_WHAT YOU NEED TO DO_
Produce a word-for-word copy of the listing below without its pictures.

_INPUT_
---------------
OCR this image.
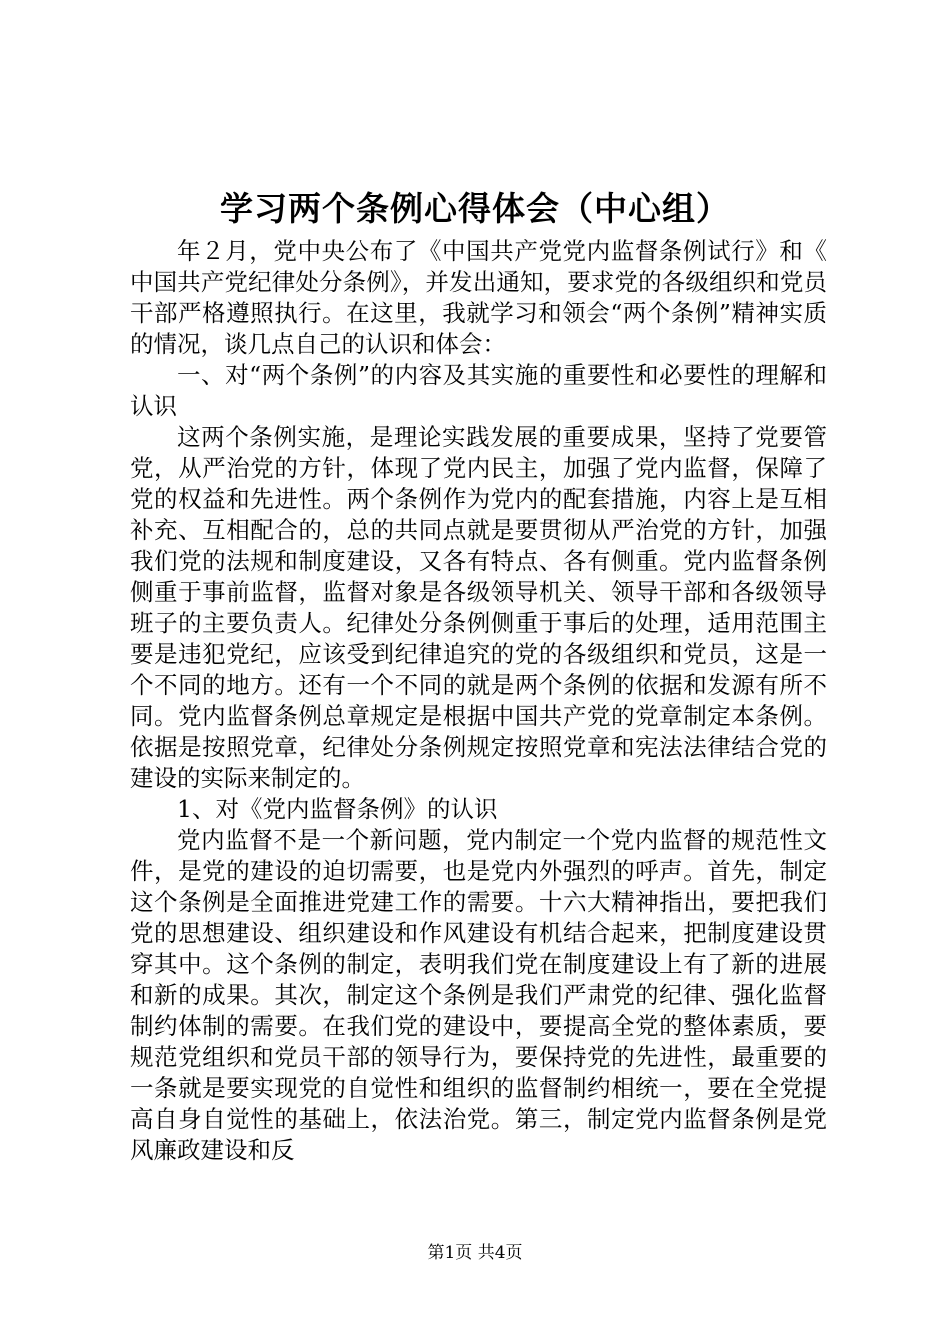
学习两个条例心得体会（中心组）

年２月，党中央公布了《中国共产党党内监督条例试行》和《中国共产党纪律处分条例》，并发出通知，要求党的各级组织和党员干部严格遵照执行。在这里，我就学习和领会“两个条例”精神实质的情况，谈几点自己的认识和体会：

一、对“两个条例”的内容及其实施的重要性和必要性的理解和认识

这两个条例实施，是理论实践发展的重要成果，坚持了党要管党，从严治党的方针，体现了党内民主，加强了党内监督，保障了党的权益和先进性。两个条例作为党内的配套措施，内容上是互相补充、互相配合的，总的共同点就是要贯彻从严治党的方针，加强我们党的法规和制度建设，又各有特点、各有侧重。党内监督条例侧重于事前监督，监督对象是各级领导机关、领导干部和各级领导班子的主要负责人。纪律处分条例侧重于事后的处理，适用范围主要是违犯党纪，应该受到纪律追究的党的各级组织和党员，这是一个不同的地方。还有一个不同的就是两个条例的依据和发源有所不同。党内监督条例总章规定是根据中国共产党的党章制定本条例。依据是按照党章，纪律处分条例规定按照党章和宪法法律结合党的建设的实际来制定的。

1、对《党内监督条例》的认识

党内监督不是一个新问题，党内制定一个党内监督的规范性文件，是党的建设的迫切需要，也是党内外强烈的呼声。首先，制定这个条例是全面推进党建工作的需要。十六大精神指出，要把我们党的思想建设、组织建设和作风建设有机结合起来，把制度建设贯穿其中。这个条例的制定，表明我们党在制度建设上有了新的进展和新的成果。其次，制定这个条例是我们严肃党的纪律、强化监督制约体制的需要。在我们党的建设中，要提高全党的整体素质，要规范党组织和党员干部的领导行为，要保持党的先进性，最重要的一条就是要实现党的自觉性和组织的监督制约相统一，要在全党提高自身自觉性的基础上，依法治党。第三，制定党内监督条例是党风廉政建设和反

第1页 共4页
---------------
_SOLUTION TO THE EXERCISE_
OCR this image.
学习两个条例心得体会（中心组）

年２月，党中央公布了《中国共产党党内监督条例试行》和《中国共产党纪律处分条例》，并发出通知，要求党的各级组织和党员干部严格遵照执行。在这里，我就学习和领会“两个条例”精神实质的情况，谈几点自己的认识和体会：

一、对“两个条例”的内容及其实施的重要性和必要性的理解和认识

这两个条例实施，是理论实践发展的重要成果，坚持了党要管党，从严治党的方针，体现了党内民主，加强了党内监督，保障了党的权益和先进性。两个条例作为党内的配套措施，内容上是互相补充、互相配合的，总的共同点就是要贯彻从严治党的方针，加强我们党的法规和制度建设，又各有特点、各有侧重。党内监督条例侧重于事前监督，监督对象是各级领导机关、领导干部和各级领导班子的主要负责人。纪律处分条例侧重于事后的处理，适用范围主要是违犯党纪，应该受到纪律追究的党的各级组织和党员，这是一个不同的地方。还有一个不同的就是两个条例的依据和发源有所不同。党内监督条例总章规定是根据中国共产党的党章制定本条例。依据是按照党章，纪律处分条例规定按照党章和宪法法律结合党的建设的实际来制定的。

1、对《党内监督条例》的认识

党内监督不是一个新问题，党内制定一个党内监督的规范性文件，是党的建设的迫切需要，也是党内外强烈的呼声。首先，制定这个条例是全面推进党建工作的需要。十六大精神指出，要把我们党的思想建设、组织建设和作风建设有机结合起来，把制度建设贯穿其中。这个条例的制定，表明我们党在制度建设上有了新的进展和新的成果。其次，制定这个条例是我们严肃党的纪律、强化监督制约体制的需要。在我们党的建设中，要提高全党的整体素质，要规范党组织和党员干部的领导行为，要保持党的先进性，最重要的一条就是要实现党的自觉性和组织的监督制约相统一，要在全党提高自身自觉性的基础上，依法治党。第三，制定党内监督条例是党风廉政建设和反

第1页 共4页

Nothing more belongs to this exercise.